> **Short problem**
Look below and pull out each line with the word "title".

> **Data for processing**
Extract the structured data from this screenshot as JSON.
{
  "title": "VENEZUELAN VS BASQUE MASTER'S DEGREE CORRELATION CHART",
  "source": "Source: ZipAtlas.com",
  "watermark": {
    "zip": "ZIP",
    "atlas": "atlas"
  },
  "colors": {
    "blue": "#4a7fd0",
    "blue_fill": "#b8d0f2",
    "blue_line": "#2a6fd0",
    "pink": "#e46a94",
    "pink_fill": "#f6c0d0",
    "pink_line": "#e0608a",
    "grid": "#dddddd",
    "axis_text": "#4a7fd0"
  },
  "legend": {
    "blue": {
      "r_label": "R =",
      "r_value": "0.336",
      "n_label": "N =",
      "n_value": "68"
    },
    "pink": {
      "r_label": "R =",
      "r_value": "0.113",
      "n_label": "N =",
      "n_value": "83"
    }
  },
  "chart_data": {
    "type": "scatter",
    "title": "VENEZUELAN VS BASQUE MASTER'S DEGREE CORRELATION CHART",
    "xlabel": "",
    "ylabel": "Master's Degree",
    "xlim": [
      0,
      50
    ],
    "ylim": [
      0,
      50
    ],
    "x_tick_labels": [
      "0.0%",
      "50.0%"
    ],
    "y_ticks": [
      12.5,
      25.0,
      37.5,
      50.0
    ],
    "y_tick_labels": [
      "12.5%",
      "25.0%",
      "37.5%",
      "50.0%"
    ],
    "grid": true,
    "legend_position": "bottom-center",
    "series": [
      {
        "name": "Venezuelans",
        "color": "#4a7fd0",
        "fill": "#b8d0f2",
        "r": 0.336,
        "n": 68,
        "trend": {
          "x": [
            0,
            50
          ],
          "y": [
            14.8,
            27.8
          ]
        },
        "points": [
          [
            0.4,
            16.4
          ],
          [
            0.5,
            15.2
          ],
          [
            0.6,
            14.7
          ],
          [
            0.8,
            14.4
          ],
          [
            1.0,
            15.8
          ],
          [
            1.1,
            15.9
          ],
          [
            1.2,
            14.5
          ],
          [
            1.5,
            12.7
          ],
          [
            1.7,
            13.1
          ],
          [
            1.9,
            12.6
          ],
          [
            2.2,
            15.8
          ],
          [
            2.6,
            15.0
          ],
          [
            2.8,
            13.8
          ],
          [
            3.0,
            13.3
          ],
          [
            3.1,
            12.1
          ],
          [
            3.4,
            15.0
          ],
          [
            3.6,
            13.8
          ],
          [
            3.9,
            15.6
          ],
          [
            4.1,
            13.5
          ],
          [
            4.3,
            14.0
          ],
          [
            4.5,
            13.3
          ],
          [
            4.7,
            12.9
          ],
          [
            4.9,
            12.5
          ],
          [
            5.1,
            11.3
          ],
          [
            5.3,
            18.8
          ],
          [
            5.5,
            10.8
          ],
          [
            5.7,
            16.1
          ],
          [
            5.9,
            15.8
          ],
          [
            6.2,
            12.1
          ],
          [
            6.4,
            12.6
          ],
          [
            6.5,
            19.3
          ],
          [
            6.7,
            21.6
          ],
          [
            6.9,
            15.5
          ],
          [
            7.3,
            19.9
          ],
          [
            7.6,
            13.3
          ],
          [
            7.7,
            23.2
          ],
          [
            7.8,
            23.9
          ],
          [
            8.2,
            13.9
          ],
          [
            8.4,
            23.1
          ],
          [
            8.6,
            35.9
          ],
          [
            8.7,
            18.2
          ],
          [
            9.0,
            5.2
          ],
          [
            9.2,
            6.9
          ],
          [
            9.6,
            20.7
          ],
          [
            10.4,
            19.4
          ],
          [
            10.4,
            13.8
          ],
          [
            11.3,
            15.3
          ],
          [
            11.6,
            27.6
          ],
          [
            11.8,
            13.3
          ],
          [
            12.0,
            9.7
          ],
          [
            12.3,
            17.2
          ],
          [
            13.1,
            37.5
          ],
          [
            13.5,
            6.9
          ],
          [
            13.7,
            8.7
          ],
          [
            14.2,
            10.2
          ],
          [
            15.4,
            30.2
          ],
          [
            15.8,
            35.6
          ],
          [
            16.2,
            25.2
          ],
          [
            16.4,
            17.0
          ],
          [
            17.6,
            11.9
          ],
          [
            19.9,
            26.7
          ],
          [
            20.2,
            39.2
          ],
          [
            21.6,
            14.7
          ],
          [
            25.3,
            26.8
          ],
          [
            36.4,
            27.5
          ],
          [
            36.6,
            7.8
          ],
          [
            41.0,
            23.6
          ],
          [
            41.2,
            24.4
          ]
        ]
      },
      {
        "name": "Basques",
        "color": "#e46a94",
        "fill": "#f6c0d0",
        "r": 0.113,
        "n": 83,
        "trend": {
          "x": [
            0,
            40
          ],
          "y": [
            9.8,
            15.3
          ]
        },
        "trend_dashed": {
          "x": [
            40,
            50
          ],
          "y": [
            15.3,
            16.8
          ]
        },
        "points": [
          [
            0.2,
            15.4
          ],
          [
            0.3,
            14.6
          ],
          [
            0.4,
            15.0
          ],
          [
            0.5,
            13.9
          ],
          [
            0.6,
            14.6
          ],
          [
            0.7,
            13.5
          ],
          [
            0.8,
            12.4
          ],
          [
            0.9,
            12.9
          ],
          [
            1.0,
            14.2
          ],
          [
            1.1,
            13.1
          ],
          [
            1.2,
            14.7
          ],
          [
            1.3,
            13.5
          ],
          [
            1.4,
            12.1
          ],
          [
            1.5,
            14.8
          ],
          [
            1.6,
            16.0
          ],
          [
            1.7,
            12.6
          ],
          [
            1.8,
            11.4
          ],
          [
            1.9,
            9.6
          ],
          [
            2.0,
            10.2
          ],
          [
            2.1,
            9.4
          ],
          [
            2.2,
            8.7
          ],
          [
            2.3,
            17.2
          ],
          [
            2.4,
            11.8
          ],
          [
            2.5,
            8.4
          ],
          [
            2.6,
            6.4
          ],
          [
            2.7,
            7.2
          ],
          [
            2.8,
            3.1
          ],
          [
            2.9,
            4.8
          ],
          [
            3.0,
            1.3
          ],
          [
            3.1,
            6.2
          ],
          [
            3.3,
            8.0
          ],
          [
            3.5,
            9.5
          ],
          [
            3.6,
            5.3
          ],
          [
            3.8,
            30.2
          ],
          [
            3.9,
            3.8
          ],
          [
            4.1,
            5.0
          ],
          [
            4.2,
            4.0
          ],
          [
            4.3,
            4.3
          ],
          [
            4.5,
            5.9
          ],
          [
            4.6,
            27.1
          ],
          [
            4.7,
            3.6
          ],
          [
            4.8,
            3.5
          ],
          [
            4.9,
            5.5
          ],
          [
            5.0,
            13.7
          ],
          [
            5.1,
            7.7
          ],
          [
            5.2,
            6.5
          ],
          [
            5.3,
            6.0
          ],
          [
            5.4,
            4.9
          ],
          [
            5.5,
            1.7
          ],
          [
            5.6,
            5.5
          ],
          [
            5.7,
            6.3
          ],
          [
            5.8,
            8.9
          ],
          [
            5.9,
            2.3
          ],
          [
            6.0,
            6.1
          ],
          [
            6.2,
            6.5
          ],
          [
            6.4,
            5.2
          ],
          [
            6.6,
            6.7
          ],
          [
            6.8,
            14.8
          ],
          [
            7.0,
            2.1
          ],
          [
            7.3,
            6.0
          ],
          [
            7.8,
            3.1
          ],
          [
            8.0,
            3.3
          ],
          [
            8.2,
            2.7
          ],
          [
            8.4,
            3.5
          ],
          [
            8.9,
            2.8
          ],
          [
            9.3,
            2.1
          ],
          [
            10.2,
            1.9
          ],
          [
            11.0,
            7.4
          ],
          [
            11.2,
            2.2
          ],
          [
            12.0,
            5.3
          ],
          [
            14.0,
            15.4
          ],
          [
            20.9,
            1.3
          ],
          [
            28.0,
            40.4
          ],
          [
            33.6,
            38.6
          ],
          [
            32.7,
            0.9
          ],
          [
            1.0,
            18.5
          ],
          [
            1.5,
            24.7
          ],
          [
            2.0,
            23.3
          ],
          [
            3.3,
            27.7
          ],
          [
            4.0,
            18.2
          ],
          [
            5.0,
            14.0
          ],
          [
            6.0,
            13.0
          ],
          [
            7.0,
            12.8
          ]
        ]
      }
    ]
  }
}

> **Expected answer**
  "title": "VENEZUELAN VS BASQUE MASTER'S DEGREE CORRELATION CHART",
    "title": "VENEZUELAN VS BASQUE MASTER'S DEGREE CORRELATION CHART",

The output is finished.